====== GIVEN ENTRIES ======
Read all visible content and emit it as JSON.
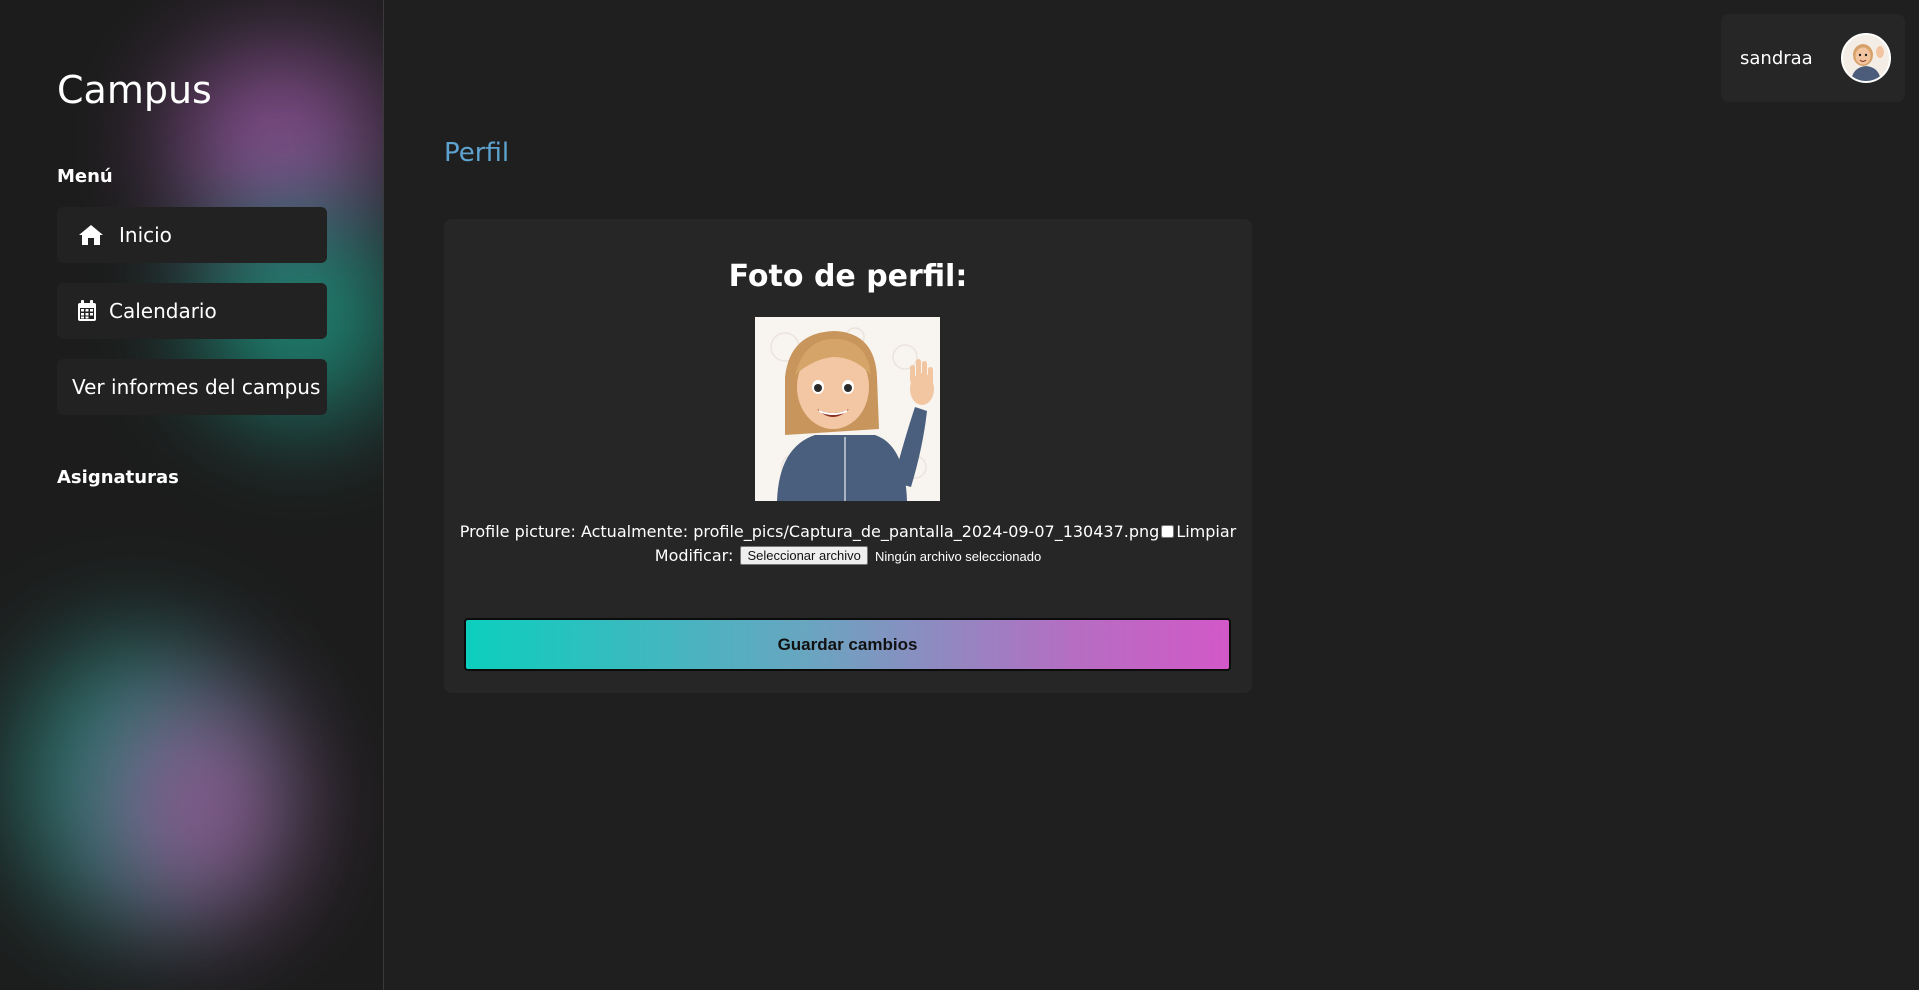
{
  "sidebar": {
    "brand": "Campus",
    "menu_label": "Menú",
    "items": [
      {
        "label": "Inicio",
        "icon": "home-icon"
      },
      {
        "label": "Calendario",
        "icon": "calendar-icon"
      },
      {
        "label": "Ver informes del campus"
      }
    ],
    "subjects_label": "Asignaturas"
  },
  "user": {
    "name": "sandraa"
  },
  "page": {
    "title": "Perfil"
  },
  "profile_form": {
    "heading": "Foto de perfil:",
    "field_label": "Profile picture:",
    "current_label": "Actualmente:",
    "current_value": "profile_pics/Captura_de_pantalla_2024-09-07_130437.png",
    "clear_label": "Limpiar",
    "modify_label": "Modificar:",
    "file_button": "Seleccionar archivo",
    "file_status": "Ningún archivo seleccionado",
    "submit_label": "Guardar cambios"
  },
  "colors": {
    "background": "#1f1f1f",
    "card": "#262626",
    "title_accent": "#5ea3cf",
    "gradient_start": "#0ccfbd",
    "gradient_end": "#d258c8"
  }
}
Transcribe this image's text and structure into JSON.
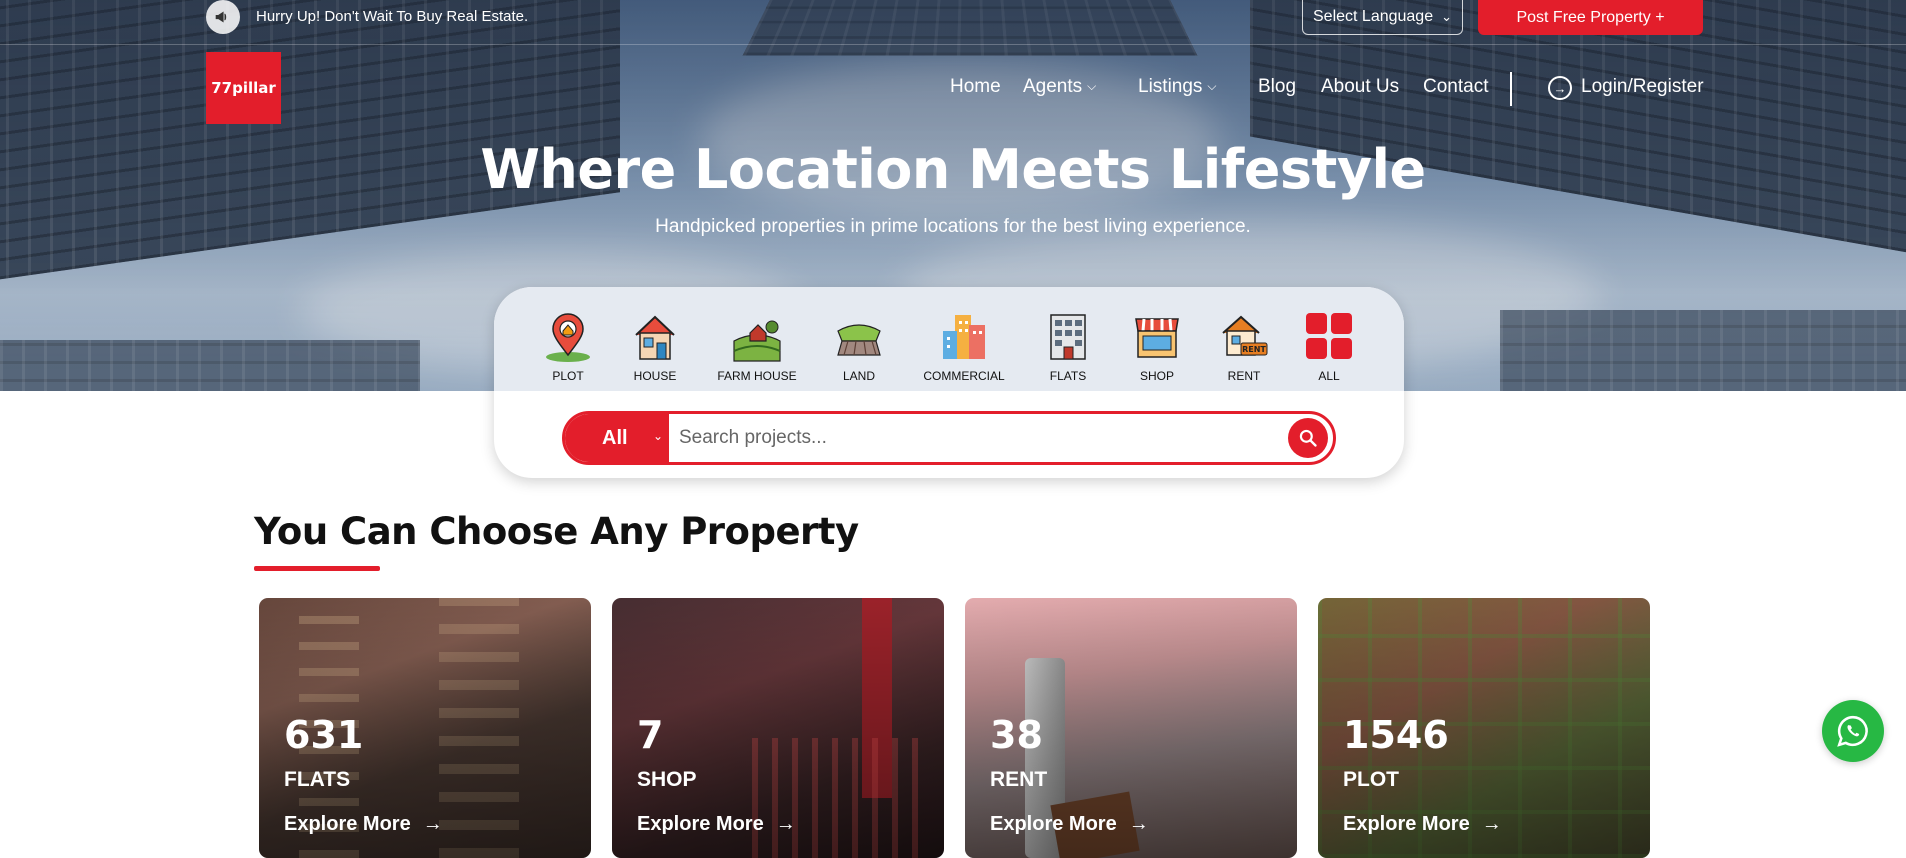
{
  "topbar": {
    "announcement": "Hurry Up! Don't Wait To Buy Real Estate.",
    "announcement_icon": "megaphone-icon",
    "language_select": "Select Language",
    "post_button": "Post Free Property +"
  },
  "brand": {
    "logo_text": "77pillar",
    "accent_color": "#e31e2b"
  },
  "nav": {
    "items": [
      {
        "label": "Home"
      },
      {
        "label": "Agents",
        "dropdown": true
      },
      {
        "label": "Listings",
        "dropdown": true
      },
      {
        "label": "Blog"
      },
      {
        "label": "About Us"
      },
      {
        "label": "Contact"
      }
    ],
    "login": "Login/Register"
  },
  "hero": {
    "title": "Where Location Meets Lifestyle",
    "subtitle": "Handpicked properties in prime locations for the best living experience."
  },
  "categories": [
    {
      "label": "PLOT",
      "icon": "plot-pin-icon"
    },
    {
      "label": "HOUSE",
      "icon": "house-icon"
    },
    {
      "label": "FARM HOUSE",
      "icon": "farm-house-icon"
    },
    {
      "label": "LAND",
      "icon": "land-icon"
    },
    {
      "label": "COMMERCIAL",
      "icon": "commercial-building-icon"
    },
    {
      "label": "FLATS",
      "icon": "flats-building-icon"
    },
    {
      "label": "SHOP",
      "icon": "shop-icon"
    },
    {
      "label": "RENT",
      "icon": "rent-house-icon"
    },
    {
      "label": "ALL",
      "icon": "grid-icon"
    }
  ],
  "search": {
    "type_selected": "All",
    "placeholder": "Search projects..."
  },
  "section": {
    "title": "You Can Choose Any Property"
  },
  "cards": [
    {
      "count": "631",
      "type": "FLATS",
      "link": "Explore More"
    },
    {
      "count": "7",
      "type": "SHOP",
      "link": "Explore More"
    },
    {
      "count": "38",
      "type": "RENT",
      "link": "Explore More"
    },
    {
      "count": "1546",
      "type": "PLOT",
      "link": "Explore More"
    }
  ],
  "floating": {
    "whatsapp_icon": "whatsapp-icon",
    "whatsapp_color": "#27b844"
  }
}
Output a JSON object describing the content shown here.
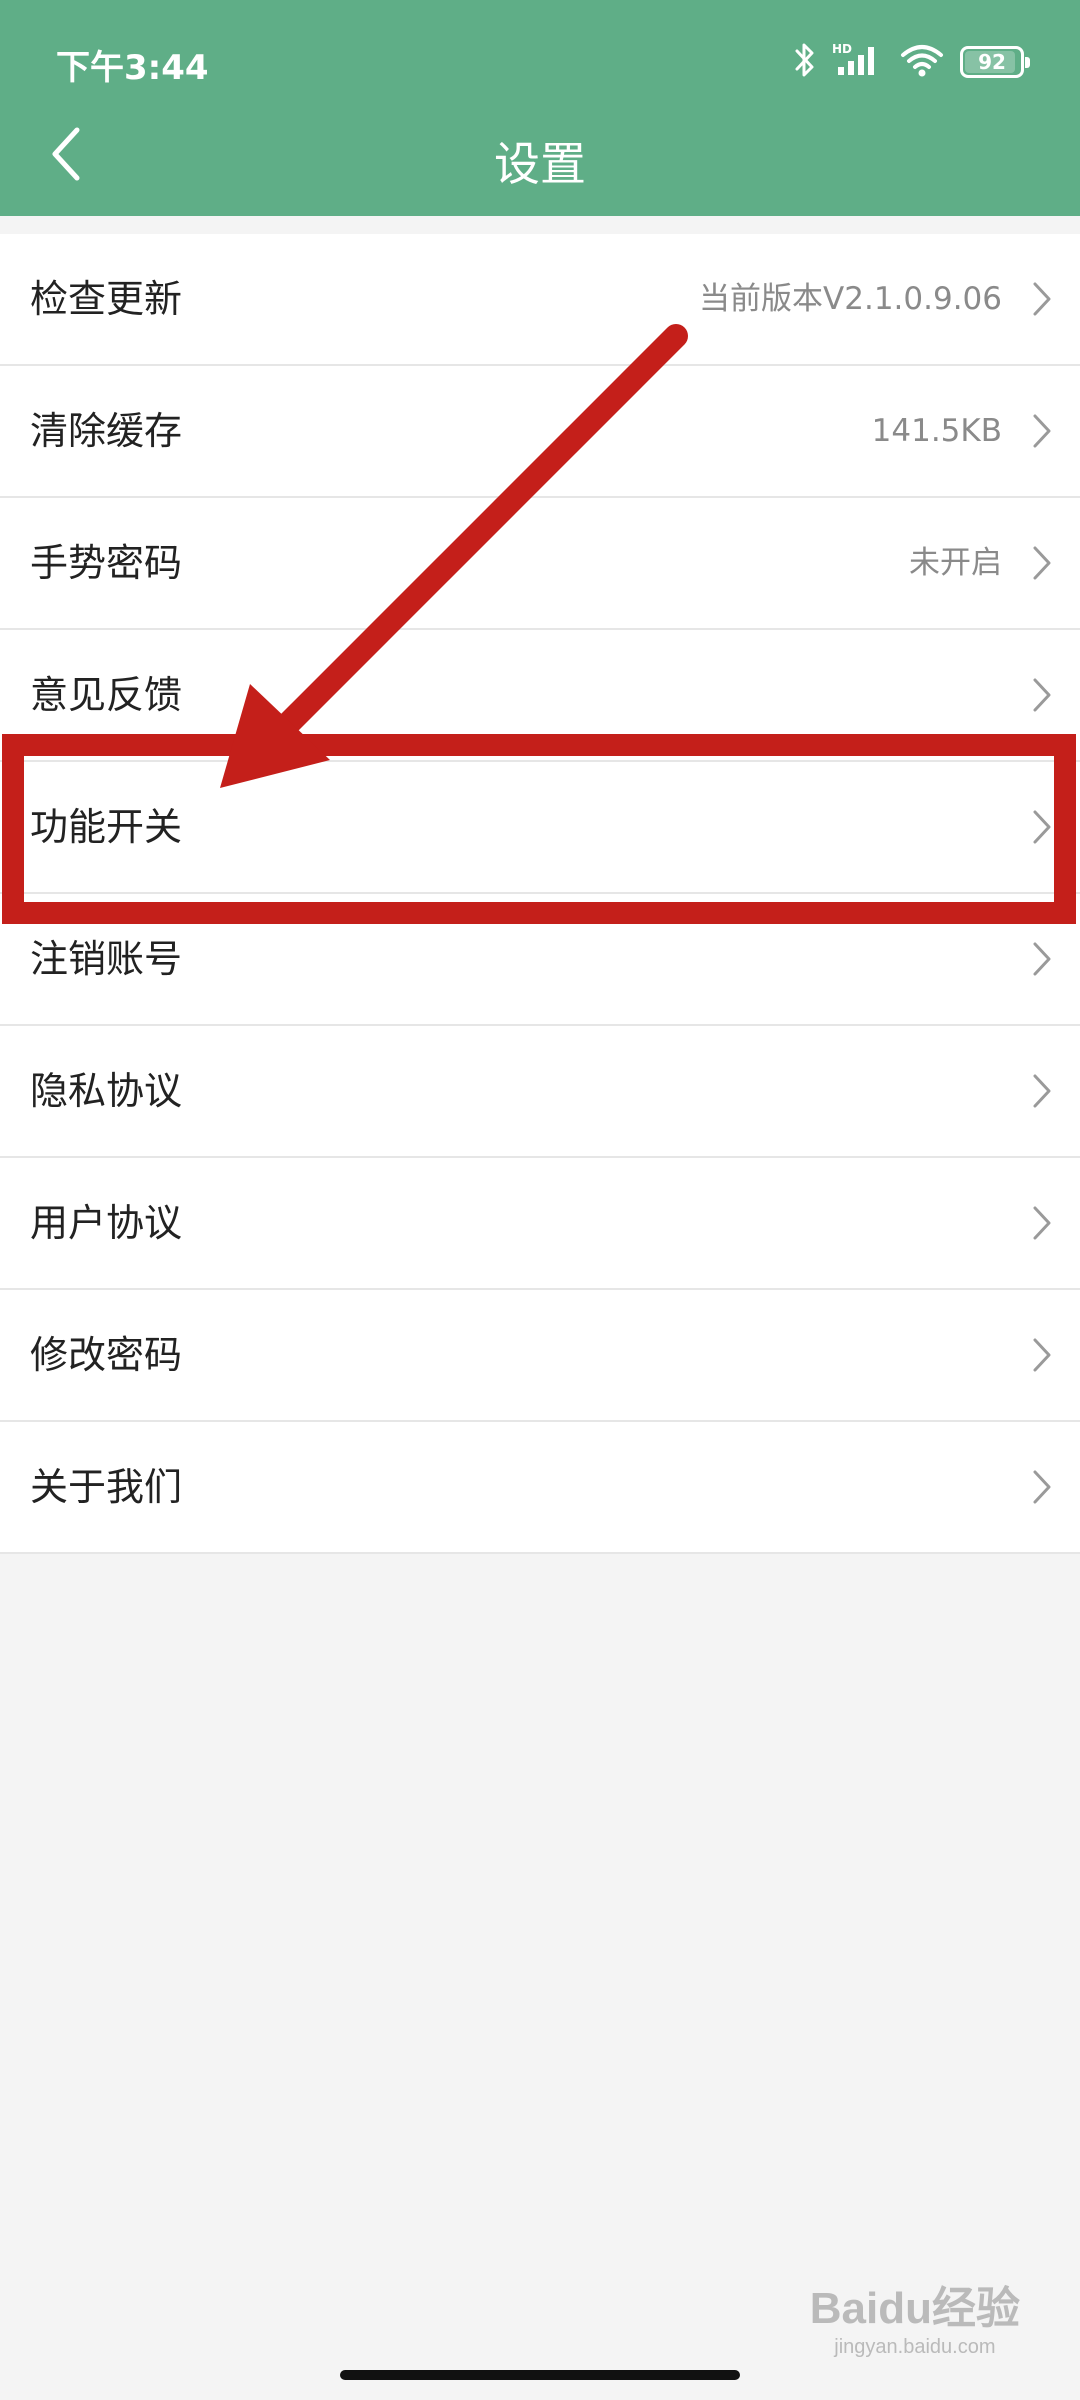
{
  "status_bar": {
    "time": "下午3:44",
    "battery": "92",
    "battery_level": 0.92,
    "icons": [
      "bluetooth-icon",
      "hd-signal-icon",
      "wifi-icon",
      "battery-icon"
    ]
  },
  "header": {
    "title": "设置",
    "back_icon": "chevron-left-icon",
    "color": "#5fae87"
  },
  "settings": {
    "items": [
      {
        "label": "检查更新",
        "value": "当前版本V2.1.0.9.06"
      },
      {
        "label": "清除缓存",
        "value": "141.5KB"
      },
      {
        "label": "手势密码",
        "value": "未开启"
      },
      {
        "label": "意见反馈",
        "value": ""
      },
      {
        "label": "功能开关",
        "value": ""
      },
      {
        "label": "注销账号",
        "value": ""
      },
      {
        "label": "隐私协议",
        "value": ""
      },
      {
        "label": "用户协议",
        "value": ""
      },
      {
        "label": "修改密码",
        "value": ""
      },
      {
        "label": "关于我们",
        "value": ""
      }
    ]
  },
  "annotation": {
    "color": "#c41f1a",
    "highlighted_item": "功能开关"
  },
  "watermark": {
    "main": "Baidu经验",
    "sub": "jingyan.baidu.com"
  }
}
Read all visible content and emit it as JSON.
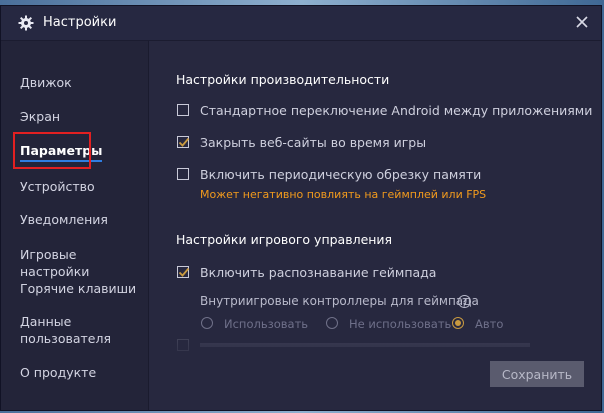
======
Report back each line of the entries that holds the string "building".

[EXERCISE RESULT]
      "icon": "commercial-building-icon"
      "icon": "flats-building-icon"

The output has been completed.